■ **JOB**: Transcribe every line exactly and omit anything that is a picture.

++++ RECORD SET

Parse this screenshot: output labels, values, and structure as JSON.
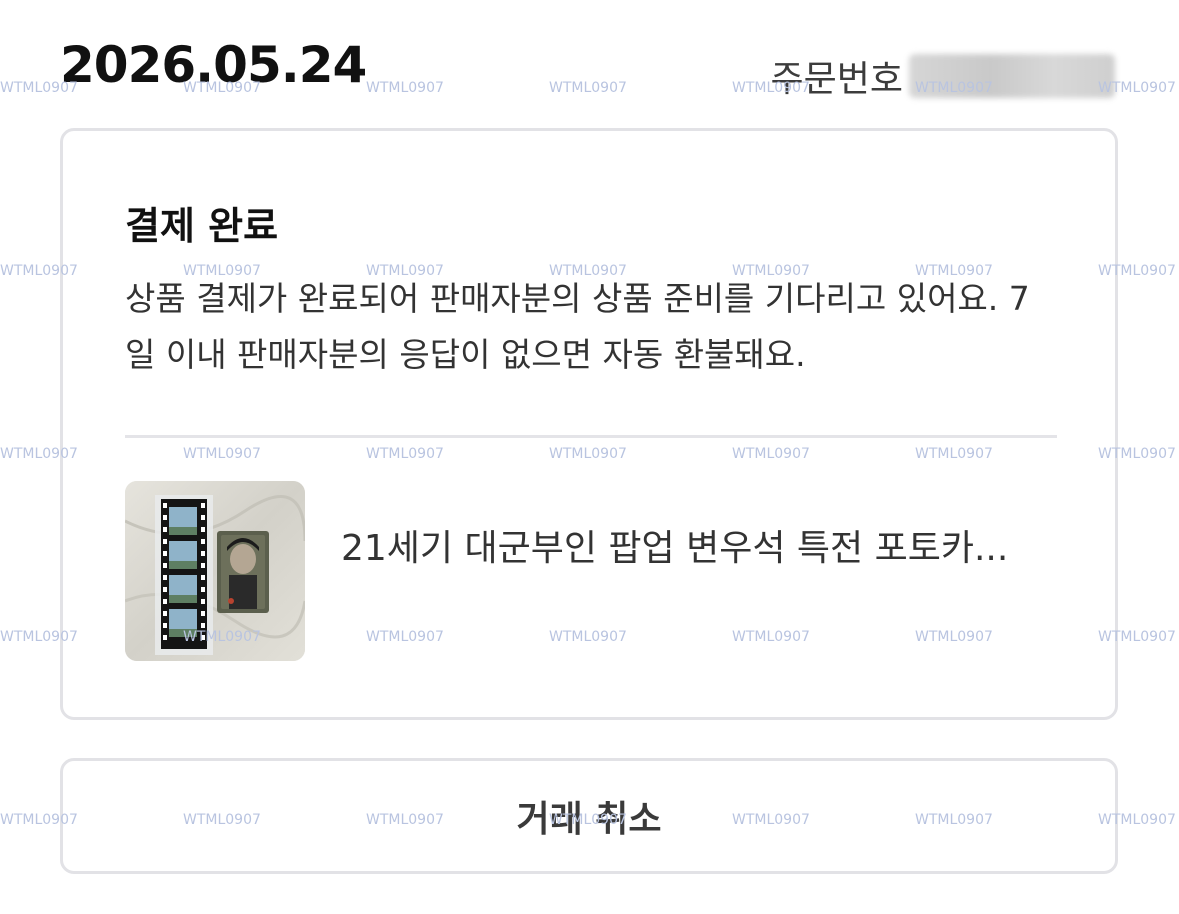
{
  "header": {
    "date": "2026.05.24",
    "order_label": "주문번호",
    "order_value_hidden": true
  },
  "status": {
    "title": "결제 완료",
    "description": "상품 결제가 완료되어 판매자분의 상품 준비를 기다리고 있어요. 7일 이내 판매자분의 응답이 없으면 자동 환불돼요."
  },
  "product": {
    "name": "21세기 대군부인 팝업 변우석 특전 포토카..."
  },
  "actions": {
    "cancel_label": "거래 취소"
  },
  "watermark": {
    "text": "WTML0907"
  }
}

++++++++

■ **TASK SOLUTION**:
Parse this screenshot: output labels, values, and structure as JSON.
{
  "header": {
    "date": "2026.05.24",
    "order_label": "주문번호",
    "order_value_hidden": true
  },
  "status": {
    "title": "결제 완료",
    "description": "상품 결제가 완료되어 판매자분의 상품 준비를 기다리고 있어요. 7일 이내 판매자분의 응답이 없으면 자동 환불돼요."
  },
  "product": {
    "name": "21세기 대군부인 팝업 변우석 특전 포토카..."
  },
  "actions": {
    "cancel_label": "거래 취소"
  },
  "watermark": {
    "text": "WTML0907"
  }
}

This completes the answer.